Le difficoltà interne

Non è un caso che il cambio di rotta, spiega Bloomberg, abbia creato tensioni all’interno del team AI di Apple. Lo sviluppatore di modelli LLM Tom Gunter ha lasciato l’azienda dopo otto anni. E il morale nella squadra guidata da Ruoming Pang, sotto la direzione di Daphne Luong, è in calo: c’è chi teme che l’uso di tecnologie esterne possa mettere in ombra gli sforzi fatti finora.

In parallelo, Apple ha dovuto trattenere in extremis il team responsabile di MLX, la sua libreria open-source per machine learning su chip Apple, dopo minacce di abbandono.

▶ CONSEGNE:
a – Indichi se ciascuna delle seguenti affermazioni concorda con il brano sulle difficoltà interne, rispondendo sì o no e citando esattamente le parole decisive: (i) Tom Gunter ha lasciato l’azienda dopo otto anni; (ii) il morale nella squadra guidata da Ruoming Pang è in crescita; (iii) MLX è una libreria proprietaria e chiusa.
b – Estragga dal brano sulle difficoltà interne, senza alcuna modifica, il passo che va da «Non è un caso» a «sforzi fatti finora.».

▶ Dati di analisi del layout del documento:
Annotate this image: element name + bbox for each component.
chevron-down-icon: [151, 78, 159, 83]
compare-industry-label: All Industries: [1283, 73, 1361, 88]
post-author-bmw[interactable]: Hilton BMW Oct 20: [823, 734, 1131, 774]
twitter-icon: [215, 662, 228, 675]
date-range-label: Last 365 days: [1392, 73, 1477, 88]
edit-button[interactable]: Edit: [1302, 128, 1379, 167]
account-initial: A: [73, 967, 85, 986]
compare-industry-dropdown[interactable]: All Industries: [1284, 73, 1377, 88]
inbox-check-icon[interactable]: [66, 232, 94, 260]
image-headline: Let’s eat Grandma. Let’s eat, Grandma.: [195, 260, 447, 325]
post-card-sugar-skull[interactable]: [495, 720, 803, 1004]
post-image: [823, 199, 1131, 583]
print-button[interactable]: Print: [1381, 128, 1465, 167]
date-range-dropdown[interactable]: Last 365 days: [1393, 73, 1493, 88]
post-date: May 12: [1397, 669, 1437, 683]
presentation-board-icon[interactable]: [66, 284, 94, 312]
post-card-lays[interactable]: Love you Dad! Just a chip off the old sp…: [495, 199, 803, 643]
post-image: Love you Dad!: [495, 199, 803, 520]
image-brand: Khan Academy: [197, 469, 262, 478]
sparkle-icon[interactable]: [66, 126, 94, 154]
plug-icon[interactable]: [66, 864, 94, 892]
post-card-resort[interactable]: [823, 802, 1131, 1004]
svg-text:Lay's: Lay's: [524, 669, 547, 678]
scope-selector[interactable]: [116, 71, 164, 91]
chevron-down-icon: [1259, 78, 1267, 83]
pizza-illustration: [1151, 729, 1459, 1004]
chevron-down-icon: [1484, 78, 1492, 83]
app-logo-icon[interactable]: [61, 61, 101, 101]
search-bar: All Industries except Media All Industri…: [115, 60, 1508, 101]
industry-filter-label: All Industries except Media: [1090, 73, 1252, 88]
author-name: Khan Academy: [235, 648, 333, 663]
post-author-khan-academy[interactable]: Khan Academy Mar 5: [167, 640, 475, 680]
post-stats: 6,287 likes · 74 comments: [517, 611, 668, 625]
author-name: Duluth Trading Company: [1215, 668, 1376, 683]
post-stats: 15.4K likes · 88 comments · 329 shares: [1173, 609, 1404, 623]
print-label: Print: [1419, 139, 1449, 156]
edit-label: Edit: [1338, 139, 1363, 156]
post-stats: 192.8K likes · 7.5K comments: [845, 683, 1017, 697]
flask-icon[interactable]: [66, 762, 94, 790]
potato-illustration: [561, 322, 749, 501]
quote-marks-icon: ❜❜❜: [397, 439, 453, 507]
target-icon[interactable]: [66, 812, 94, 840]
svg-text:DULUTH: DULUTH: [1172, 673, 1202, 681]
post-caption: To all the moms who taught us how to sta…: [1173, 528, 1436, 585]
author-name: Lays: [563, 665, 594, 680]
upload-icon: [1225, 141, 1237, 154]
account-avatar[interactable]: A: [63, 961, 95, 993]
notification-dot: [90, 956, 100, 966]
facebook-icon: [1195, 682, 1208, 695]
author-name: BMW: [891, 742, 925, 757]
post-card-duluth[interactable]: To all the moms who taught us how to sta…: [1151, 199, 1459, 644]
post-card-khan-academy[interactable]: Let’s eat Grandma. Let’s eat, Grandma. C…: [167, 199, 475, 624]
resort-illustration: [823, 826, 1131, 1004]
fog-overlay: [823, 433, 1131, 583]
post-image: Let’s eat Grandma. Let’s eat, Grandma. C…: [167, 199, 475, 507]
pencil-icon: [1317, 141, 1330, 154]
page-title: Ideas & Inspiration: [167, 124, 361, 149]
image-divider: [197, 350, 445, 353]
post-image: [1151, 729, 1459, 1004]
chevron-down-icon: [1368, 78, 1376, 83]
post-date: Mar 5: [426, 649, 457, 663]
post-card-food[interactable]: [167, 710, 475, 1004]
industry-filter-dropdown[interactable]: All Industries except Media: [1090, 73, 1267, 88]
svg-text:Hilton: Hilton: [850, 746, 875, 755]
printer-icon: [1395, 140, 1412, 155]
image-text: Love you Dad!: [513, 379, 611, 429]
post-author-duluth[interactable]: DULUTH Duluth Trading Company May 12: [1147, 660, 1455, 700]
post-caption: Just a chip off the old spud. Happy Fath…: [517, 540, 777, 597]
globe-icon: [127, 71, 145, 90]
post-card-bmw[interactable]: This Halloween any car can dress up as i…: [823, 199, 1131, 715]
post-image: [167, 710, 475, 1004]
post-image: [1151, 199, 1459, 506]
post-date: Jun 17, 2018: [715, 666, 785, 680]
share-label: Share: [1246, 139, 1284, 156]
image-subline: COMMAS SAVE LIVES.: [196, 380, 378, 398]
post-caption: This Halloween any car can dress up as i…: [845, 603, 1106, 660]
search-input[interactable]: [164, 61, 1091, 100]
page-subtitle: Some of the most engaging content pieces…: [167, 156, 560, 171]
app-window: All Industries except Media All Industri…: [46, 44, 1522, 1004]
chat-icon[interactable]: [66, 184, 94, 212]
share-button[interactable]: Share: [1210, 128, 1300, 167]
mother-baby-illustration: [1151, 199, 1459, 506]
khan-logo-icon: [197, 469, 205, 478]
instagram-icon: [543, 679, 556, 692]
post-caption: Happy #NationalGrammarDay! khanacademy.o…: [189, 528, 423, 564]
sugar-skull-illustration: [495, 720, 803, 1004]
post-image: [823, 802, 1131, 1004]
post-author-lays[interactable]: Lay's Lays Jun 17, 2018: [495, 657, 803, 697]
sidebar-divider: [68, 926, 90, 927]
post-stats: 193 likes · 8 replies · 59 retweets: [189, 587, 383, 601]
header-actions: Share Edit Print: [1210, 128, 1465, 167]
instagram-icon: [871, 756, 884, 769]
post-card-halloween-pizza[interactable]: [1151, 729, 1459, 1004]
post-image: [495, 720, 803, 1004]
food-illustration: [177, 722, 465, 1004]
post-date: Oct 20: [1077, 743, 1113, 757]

▶ RISPOSTE DELL’ESERCIZIO:
a –
(i) Sì: «Lo sviluppatore di modelli LLM Tom Gunter ha lasciato l’azienda dopo otto anni.»
(ii) No: «il morale nella squadra guidata da Ruoming Pang, sotto la direzione di Daphne Luong, è in calo»
(iii) No: «la sua libreria open-source per machine learning su chip Apple»

b –
Non è un caso che il cambio di rotta, spiega Bloomberg, abbia creato tensioni all’interno del team AI di Apple. Lo sviluppatore di modelli LLM Tom Gunter ha lasciato l’azienda dopo otto anni. E il morale nella squadra guidata da Ruoming Pang, sotto la direzione di Daphne Luong, è in calo: c’è chi teme che l’uso di tecnologie esterne possa mettere in ombra gli sforzi fatti finora.